* _Questions to answer_:
a) According to the article about proposed NHS patient charges, on which country's system are Professor Stephen Smith's ideas modelled?
b) Carry on the article about proposed NHS patient charges from its final sentence.

* _Passage provided_:
A former NHS boss has called for hospital patients to be charged £8 a day during their stay and for the end of free prescriptions for the over-60s. Professor Stephen Smith, the former chairman of the East Kent Hospitals University NHS Foundation Trust, says that the money raised would help to pay for expensive medical equipment.
His ideas, set out in a new book, are modelled on the German system where patients are charged €10 (£8.50) a night, and he suggests patients should pay between £4 and £8 up to a maximum of 28 days a year. Professor Smith told the Daily Mail: "I think the public would be prepared to pay some additional charges.
"Means testing would ensure the poor were not affected unfairly." However, he was accused of promoting ‘hare-brained ideas’ and ‘zombie policies’ by Dr John Puntis, the co-chairman of campaign group Keep Our NHS Public.
He said: "Charging people to cover part of the cost of a hospital stay would be a fundamental departure from the founding principles of the NHS and show that the long-standing consensus on a tax-funded public service model of healthcare has been truly abandoned."

* _Excerpted data_:

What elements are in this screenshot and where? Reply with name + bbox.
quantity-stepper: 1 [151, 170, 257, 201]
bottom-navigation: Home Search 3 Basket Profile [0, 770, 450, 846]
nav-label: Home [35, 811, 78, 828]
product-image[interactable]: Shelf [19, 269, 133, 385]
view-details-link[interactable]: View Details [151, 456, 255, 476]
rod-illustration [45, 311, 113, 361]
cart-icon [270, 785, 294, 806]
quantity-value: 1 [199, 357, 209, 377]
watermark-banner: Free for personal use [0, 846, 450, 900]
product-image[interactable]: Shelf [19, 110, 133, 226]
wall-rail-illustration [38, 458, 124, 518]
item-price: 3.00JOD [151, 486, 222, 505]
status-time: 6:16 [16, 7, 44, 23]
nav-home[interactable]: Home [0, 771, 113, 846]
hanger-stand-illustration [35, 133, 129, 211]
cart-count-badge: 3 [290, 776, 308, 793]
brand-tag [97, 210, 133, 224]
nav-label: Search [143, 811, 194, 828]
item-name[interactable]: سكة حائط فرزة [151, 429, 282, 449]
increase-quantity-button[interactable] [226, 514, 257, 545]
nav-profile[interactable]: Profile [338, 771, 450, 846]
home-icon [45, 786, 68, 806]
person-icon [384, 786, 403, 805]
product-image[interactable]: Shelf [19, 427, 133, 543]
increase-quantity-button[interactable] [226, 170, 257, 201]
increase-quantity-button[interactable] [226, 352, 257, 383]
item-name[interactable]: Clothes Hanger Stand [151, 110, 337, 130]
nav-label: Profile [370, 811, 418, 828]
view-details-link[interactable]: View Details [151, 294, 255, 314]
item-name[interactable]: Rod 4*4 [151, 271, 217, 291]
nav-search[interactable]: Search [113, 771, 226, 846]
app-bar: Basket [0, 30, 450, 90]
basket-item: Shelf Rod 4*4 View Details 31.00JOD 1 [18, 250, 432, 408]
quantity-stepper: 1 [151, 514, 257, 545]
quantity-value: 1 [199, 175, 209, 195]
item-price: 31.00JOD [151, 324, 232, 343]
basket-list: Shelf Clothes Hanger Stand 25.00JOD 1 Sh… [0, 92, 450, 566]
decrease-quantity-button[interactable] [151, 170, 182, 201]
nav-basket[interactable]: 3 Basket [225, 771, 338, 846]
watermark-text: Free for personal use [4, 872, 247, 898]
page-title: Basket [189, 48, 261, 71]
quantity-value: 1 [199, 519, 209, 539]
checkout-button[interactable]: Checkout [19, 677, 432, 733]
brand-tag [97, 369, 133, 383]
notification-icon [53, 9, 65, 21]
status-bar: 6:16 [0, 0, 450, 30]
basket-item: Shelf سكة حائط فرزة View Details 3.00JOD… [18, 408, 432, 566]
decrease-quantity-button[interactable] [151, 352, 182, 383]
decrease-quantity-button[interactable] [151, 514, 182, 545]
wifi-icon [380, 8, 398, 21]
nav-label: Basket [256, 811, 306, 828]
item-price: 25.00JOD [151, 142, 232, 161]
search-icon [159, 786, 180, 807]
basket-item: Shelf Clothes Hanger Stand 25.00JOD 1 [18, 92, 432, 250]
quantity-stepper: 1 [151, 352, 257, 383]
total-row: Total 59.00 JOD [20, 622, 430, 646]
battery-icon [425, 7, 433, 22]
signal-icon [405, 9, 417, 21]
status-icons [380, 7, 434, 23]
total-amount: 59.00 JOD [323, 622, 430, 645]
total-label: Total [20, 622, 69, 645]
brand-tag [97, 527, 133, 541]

* _Answers per task_:
a) Germany

b)
A record 6.6million people are waiting for routine NHS treatment, figures show, and Tory leadership hopeful Rishi Sunak has vowed to make cutting NHS waiting lists his number one public service priority should he become the next prime minister. Mr Sunak has pledged to eliminate one-year NHS waiting times by September 2024 – six months earlier than planned – and to get overall numbers stable by next year.
Leadership favourite Liz Truss has promised to appoint a ‘strong’ health secretary if she wins the keys to No 10 and said a prosperous economy will be needed to tackle the backlog.